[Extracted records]

_ _ _ _

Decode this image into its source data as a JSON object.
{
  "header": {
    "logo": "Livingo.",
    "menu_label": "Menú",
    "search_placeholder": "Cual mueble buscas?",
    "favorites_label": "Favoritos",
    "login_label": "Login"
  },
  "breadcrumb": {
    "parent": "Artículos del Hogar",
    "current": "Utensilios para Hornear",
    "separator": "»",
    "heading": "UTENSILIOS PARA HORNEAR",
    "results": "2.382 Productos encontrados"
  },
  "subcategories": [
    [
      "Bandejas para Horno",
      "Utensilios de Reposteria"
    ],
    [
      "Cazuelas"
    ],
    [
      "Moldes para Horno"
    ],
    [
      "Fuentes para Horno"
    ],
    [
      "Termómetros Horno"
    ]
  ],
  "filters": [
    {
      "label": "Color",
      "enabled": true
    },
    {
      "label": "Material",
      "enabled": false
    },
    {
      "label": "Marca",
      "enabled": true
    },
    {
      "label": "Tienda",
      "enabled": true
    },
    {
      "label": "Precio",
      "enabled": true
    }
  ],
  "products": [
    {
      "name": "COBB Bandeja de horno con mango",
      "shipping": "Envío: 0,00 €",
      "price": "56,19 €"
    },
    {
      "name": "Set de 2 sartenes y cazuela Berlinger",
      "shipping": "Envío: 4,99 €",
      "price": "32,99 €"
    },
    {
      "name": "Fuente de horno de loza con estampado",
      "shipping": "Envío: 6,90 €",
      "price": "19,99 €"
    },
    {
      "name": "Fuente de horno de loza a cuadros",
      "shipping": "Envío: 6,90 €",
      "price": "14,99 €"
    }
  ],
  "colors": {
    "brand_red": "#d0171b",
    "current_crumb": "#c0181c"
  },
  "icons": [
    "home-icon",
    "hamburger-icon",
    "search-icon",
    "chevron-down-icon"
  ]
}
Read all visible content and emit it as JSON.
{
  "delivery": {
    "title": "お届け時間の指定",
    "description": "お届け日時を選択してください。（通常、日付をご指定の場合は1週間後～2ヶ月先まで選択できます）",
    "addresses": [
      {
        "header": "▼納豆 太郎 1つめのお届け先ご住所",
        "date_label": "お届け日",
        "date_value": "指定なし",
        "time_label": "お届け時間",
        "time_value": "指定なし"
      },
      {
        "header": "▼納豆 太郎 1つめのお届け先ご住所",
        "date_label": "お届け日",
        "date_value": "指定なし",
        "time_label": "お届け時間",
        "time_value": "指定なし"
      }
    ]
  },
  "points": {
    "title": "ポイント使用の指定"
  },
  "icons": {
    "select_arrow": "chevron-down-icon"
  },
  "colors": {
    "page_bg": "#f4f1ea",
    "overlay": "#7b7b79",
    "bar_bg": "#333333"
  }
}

_ _ _ _

WRITTEN PROBLEM — The lines above should be duplicated exactly.

FULL OUTPUT —
Decode this image into its source data as a JSON object.
{
  "header": {
    "logo": "Livingo.",
    "menu_label": "Menú",
    "search_placeholder": "Cual mueble buscas?",
    "favorites_label": "Favoritos",
    "login_label": "Login"
  },
  "breadcrumb": {
    "parent": "Artículos del Hogar",
    "current": "Utensilios para Hornear",
    "separator": "»",
    "heading": "UTENSILIOS PARA HORNEAR",
    "results": "2.382 Productos encontrados"
  },
  "subcategories": [
    [
      "Bandejas para Horno",
      "Utensilios de Reposteria"
    ],
    [
      "Cazuelas"
    ],
    [
      "Moldes para Horno"
    ],
    [
      "Fuentes para Horno"
    ],
    [
      "Termómetros Horno"
    ]
  ],
  "filters": [
    {
      "label": "Color",
      "enabled": true
    },
    {
      "label": "Material",
      "enabled": false
    },
    {
      "label": "Marca",
      "enabled": true
    },
    {
      "label": "Tienda",
      "enabled": true
    },
    {
      "label": "Precio",
      "enabled": true
    }
  ],
  "products": [
    {
      "name": "COBB Bandeja de horno con mango",
      "shipping": "Envío: 0,00 €",
      "price": "56,19 €"
    },
    {
      "name": "Set de 2 sartenes y cazuela Berlinger",
      "shipping": "Envío: 4,99 €",
      "price": "32,99 €"
    },
    {
      "name": "Fuente de horno de loza con estampado",
      "shipping": "Envío: 6,90 €",
      "price": "19,99 €"
    },
    {
      "name": "Fuente de horno de loza a cuadros",
      "shipping": "Envío: 6,90 €",
      "price": "14,99 €"
    }
  ],
  "colors": {
    "brand_red": "#d0171b",
    "current_crumb": "#c0181c"
  },
  "icons": [
    "home-icon",
    "hamburger-icon",
    "search-icon",
    "chevron-down-icon"
  ]
}
Read all visible content and emit it as JSON.
{
  "delivery": {
    "title": "お届け時間の指定",
    "description": "お届け日時を選択してください。（通常、日付をご指定の場合は1週間後～2ヶ月先まで選択できます）",
    "addresses": [
      {
        "header": "▼納豆 太郎 1つめのお届け先ご住所",
        "date_label": "お届け日",
        "date_value": "指定なし",
        "time_label": "お届け時間",
        "time_value": "指定なし"
      },
      {
        "header": "▼納豆 太郎 1つめのお届け先ご住所",
        "date_label": "お届け日",
        "date_value": "指定なし",
        "time_label": "お届け時間",
        "time_value": "指定なし"
      }
    ]
  },
  "points": {
    "title": "ポイント使用の指定"
  },
  "icons": {
    "select_arrow": "chevron-down-icon"
  },
  "colors": {
    "page_bg": "#f4f1ea",
    "overlay": "#7b7b79",
    "bar_bg": "#333333"
  }
}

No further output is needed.